### Your tasks
1. Quote the blog text on BC election polling word for word, starting at "In the case" and ending at "leader in BC.".
2. In the blog text on BC election polling, how many Green candidates are running on Vancouver Island, and in how many ridings there?

### Provided passage
Can you imagine a company being to lazy to ask the right questions and then still publishing their results?   With the ability to so easily ask the right names for each riding no one could possibly be stupid enough to ask people about parties they can not vote for.  

So why is this so relevant in this election?  Because the Greens and Conservatives are not running full slates.   The Greens have 61 candidates and the BC Conservatives have 56 or 60 - 4 BC Conservative candidates are on the ballot without the party name.    The province wide numbers for the Greens and the BC Conservatives will look lower because they are not running full slates.   I means their support levels are higher in the ridings where they are running candidates than the average.

In the case of the Greens on Vancouver Island, the party is running 11 candidates in the 14 ridings and getting results in the 20% range for the whole island.   But since in three ridings there are no Greens, the real level of support on the rest of the island is closer to 25%.

So to read the polling numbers of the Greens and Conservatives more closely to what they would be if they ran full slates, you need to account for the ridings they are not running in.  

Wednesday, May 8, 2013

Jane Sterk - most trusted leader in BC, but that is not the point of this posting

OK, I am involved with the Green campaign so let me delight that in yesterday's Ipsos Daily Poll Jane Sterk was the most trusted leader in BC.

Here are the numbers:
Leader       Trust Distrust Net
Jane Sterk    46    31      +15
Adrian Dix    43    54      -11
Christy Clark 31    65      -34
John Cummins  24    58      -34

I do find it interesting that Jane Sterk is doing so well when it comes to approval of her as leader or the trust in her.   On a personal level I have been impressed with Jane since I first met her nine years ago and I am glad to see other people in BC are begining to see this

Now here comes my issue of concern with this survey from Ipsos.   They had 500 people from their poll of online panelists respond and they still had to weight their responses because they got too many people aged 25-54 answering and not enough aged 18-34.   This seems methodologically wrong to me because of the reason for moving to online opt in panels in the first place.   I am already concerned that public opinion polling in the run up to this election is not being done very well.

One of the the reasons you have an online panel is that you can find the demographically correct people for the survey, you should not have to weight your results but Ipsos did and most surprisingly Ipsos could not get younger people to respond.    Only 93 people under the age of 35 answered when it should have been 142. They only achieved 2/3s of the numbers they needed for the survey.

I wish I knew how big the Ipsos pool of panelists is and how it breaks down by age and location.   I am also interested in knowing how many people were asked to respond, finally, have any of these people answered a survey for them in this election?

As much as I like being able to say "Jane Sterk, most trusted leader in BC" this survey leaves me further concerned about the quality of public opinion polling in BC

Tuesday, May 7, 2013

On all the polls lately

I know I have not said much about the polls and surveys that have come out lately.  The main reason for this is that I am significantly concerned about the quality of the polling going on.  It is also one reason I am not updating my forecast of the election because I do not have the confidence I would like when it comes to the polls of what they are saying.

Just so that all of you know, I have run polls in the past and came close to starting a polling company at one point.  I have a good background in mathematical and statistical aspects of polling though I am not a Nate Silver, this is mainly because my life is too short to analyse the data in the degree of detail that he does.  Eric Grenier tries but I think he takes the results of the polling companies at face value.

Rows from a dataset

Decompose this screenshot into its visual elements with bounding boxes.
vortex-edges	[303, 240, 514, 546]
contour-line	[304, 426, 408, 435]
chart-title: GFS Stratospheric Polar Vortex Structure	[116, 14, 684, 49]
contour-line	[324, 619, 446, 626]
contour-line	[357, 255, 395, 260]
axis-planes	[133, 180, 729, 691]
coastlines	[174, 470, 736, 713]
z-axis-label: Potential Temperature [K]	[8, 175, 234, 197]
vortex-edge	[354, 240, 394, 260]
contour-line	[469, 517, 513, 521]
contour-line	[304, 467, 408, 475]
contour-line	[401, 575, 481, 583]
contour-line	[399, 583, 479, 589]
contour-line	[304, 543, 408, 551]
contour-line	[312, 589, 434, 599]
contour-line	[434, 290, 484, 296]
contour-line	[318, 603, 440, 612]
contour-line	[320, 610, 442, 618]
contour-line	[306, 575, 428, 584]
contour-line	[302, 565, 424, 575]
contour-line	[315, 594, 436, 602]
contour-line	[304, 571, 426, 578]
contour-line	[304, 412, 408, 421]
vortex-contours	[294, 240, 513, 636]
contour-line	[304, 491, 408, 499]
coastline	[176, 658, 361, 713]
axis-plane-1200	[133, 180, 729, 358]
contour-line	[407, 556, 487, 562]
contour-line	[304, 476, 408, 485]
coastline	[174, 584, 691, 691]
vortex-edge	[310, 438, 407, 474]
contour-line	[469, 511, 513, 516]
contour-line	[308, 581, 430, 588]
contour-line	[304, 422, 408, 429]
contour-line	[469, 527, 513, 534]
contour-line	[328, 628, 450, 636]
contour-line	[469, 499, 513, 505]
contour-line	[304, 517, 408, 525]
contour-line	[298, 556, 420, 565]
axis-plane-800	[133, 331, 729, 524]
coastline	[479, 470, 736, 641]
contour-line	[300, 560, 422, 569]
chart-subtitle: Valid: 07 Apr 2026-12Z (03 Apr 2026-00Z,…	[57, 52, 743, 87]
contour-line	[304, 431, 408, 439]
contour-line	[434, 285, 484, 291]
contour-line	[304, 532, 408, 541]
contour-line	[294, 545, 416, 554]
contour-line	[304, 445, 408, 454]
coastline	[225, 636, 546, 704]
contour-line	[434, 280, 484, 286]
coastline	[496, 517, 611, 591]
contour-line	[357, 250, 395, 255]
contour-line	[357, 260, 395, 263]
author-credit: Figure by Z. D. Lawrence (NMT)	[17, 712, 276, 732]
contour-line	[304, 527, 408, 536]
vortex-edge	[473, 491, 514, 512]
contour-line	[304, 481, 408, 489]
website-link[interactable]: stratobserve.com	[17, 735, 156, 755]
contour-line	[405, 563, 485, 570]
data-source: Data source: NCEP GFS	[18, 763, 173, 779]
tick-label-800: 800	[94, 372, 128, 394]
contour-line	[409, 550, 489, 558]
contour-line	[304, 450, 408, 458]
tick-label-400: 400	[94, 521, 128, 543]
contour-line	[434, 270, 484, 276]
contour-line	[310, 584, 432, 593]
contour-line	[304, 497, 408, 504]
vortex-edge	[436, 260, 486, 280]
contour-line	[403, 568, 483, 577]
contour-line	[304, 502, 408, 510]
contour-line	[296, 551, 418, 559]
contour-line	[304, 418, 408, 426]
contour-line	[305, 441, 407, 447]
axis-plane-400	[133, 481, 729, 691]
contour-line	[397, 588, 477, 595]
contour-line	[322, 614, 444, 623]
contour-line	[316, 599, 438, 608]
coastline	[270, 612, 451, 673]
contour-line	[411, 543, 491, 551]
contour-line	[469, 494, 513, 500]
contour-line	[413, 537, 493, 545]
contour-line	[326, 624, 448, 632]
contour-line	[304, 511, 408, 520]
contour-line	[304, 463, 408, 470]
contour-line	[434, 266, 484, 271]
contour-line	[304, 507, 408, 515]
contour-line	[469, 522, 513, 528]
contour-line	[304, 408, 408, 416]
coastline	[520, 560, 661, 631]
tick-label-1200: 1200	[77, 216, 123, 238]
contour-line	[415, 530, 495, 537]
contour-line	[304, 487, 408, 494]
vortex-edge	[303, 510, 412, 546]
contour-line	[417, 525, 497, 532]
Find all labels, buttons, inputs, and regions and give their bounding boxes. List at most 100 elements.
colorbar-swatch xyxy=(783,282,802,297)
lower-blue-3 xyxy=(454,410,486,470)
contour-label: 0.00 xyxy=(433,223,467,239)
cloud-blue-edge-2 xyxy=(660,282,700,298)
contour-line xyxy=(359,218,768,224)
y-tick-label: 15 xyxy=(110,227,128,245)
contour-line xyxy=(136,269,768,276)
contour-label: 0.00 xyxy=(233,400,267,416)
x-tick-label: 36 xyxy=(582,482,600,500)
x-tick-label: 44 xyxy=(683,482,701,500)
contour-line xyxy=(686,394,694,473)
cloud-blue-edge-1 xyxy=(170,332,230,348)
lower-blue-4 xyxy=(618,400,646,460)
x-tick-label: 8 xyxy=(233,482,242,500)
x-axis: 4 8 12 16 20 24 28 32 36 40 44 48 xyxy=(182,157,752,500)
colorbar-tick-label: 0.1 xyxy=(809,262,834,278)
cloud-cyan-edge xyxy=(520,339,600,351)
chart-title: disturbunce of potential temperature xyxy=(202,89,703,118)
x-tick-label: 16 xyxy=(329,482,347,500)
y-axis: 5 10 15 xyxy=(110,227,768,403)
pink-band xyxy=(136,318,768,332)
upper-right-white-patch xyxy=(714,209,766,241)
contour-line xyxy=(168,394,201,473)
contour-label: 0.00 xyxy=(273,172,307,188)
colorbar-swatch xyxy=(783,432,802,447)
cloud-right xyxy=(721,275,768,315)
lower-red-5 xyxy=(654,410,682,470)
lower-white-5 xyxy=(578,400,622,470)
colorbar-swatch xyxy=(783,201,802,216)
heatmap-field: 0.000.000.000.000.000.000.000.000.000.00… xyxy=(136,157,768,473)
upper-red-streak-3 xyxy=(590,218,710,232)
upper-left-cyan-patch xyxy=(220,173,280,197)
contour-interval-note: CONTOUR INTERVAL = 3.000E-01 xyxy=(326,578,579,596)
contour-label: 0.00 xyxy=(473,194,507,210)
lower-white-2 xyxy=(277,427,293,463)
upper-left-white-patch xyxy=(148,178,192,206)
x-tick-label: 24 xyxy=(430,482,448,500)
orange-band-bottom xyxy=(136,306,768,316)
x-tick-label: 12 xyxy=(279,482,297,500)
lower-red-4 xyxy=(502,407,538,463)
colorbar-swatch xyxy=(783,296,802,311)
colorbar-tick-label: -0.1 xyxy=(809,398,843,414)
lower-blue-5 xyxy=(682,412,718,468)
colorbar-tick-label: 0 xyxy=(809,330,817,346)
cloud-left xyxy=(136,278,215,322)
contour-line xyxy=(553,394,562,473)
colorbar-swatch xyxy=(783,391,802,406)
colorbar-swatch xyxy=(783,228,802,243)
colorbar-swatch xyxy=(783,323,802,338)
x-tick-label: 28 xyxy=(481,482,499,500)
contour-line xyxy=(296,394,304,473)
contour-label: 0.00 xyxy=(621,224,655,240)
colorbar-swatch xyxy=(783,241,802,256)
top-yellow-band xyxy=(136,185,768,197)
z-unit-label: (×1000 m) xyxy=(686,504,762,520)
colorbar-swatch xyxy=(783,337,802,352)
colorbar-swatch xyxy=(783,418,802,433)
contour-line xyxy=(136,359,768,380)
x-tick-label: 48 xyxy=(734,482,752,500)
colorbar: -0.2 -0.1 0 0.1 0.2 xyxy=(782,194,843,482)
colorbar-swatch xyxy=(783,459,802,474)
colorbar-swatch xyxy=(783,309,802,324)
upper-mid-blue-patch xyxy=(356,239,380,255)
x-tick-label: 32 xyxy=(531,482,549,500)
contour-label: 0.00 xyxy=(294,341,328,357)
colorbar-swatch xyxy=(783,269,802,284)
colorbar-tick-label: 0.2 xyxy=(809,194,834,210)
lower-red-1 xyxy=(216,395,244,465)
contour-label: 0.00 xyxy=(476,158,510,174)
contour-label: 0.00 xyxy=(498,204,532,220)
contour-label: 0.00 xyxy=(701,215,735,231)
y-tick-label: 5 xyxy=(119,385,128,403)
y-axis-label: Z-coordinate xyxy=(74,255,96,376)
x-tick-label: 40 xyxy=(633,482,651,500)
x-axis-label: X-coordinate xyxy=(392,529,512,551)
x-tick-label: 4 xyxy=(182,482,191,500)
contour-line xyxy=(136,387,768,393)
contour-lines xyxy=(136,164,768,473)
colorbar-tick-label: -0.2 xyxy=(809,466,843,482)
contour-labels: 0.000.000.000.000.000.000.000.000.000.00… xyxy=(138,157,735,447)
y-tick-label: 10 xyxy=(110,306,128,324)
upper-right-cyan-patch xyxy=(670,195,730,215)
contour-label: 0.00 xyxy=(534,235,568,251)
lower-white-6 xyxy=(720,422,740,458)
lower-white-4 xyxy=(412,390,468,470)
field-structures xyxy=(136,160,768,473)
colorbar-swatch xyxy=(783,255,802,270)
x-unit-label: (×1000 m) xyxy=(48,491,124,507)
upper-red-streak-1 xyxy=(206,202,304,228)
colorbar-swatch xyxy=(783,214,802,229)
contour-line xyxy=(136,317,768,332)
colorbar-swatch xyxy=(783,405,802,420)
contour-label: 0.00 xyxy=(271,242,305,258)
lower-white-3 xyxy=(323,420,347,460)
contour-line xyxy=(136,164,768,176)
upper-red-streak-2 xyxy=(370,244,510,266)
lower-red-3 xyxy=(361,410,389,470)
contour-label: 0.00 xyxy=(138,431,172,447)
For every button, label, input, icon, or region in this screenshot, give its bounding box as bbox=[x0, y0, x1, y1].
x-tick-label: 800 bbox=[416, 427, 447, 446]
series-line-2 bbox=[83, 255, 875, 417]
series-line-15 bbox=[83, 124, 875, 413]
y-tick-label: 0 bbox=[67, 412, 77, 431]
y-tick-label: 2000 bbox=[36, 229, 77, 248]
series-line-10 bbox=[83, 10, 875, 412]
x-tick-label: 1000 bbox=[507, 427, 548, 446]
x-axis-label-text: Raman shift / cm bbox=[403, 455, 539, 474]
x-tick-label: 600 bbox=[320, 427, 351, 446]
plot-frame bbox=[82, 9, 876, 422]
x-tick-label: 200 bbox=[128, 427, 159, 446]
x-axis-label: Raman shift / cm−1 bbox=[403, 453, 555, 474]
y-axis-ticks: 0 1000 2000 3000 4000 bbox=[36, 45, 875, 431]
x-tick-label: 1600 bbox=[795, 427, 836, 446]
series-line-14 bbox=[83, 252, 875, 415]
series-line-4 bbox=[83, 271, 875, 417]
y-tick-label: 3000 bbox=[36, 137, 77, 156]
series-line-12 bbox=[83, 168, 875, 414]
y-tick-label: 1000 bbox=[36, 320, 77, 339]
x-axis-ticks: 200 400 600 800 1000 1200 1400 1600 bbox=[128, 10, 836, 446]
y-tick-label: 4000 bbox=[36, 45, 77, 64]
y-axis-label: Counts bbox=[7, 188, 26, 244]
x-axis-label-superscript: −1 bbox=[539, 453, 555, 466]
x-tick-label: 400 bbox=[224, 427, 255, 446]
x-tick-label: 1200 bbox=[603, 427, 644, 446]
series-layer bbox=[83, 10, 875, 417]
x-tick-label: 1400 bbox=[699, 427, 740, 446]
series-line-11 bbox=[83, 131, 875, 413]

### Full solutions
1.
In the case of the Greens on Vancouver Island, the party is running 11 candidates in the 14 ridings and getting results in the 20% range for the whole island.   But since in three ridings there are no Greens, the real level of support on the rest of the island is closer to 25%.

So to read the polling numbers of the Greens and Conservatives more closely to what they would be if they ran full slates, you need to account for the ridings they are not running in.  

Wednesday, May 8, 2013

Jane Sterk - most trusted leader in BC, but that is not the point of this posting

OK, I am involved with the Green campaign so let me delight that in yesterday's Ipsos Daily Poll Jane Sterk was the most trusted leader in BC.

2. The Greens are running 11 candidates in the 14 ridings on Vancouver Island.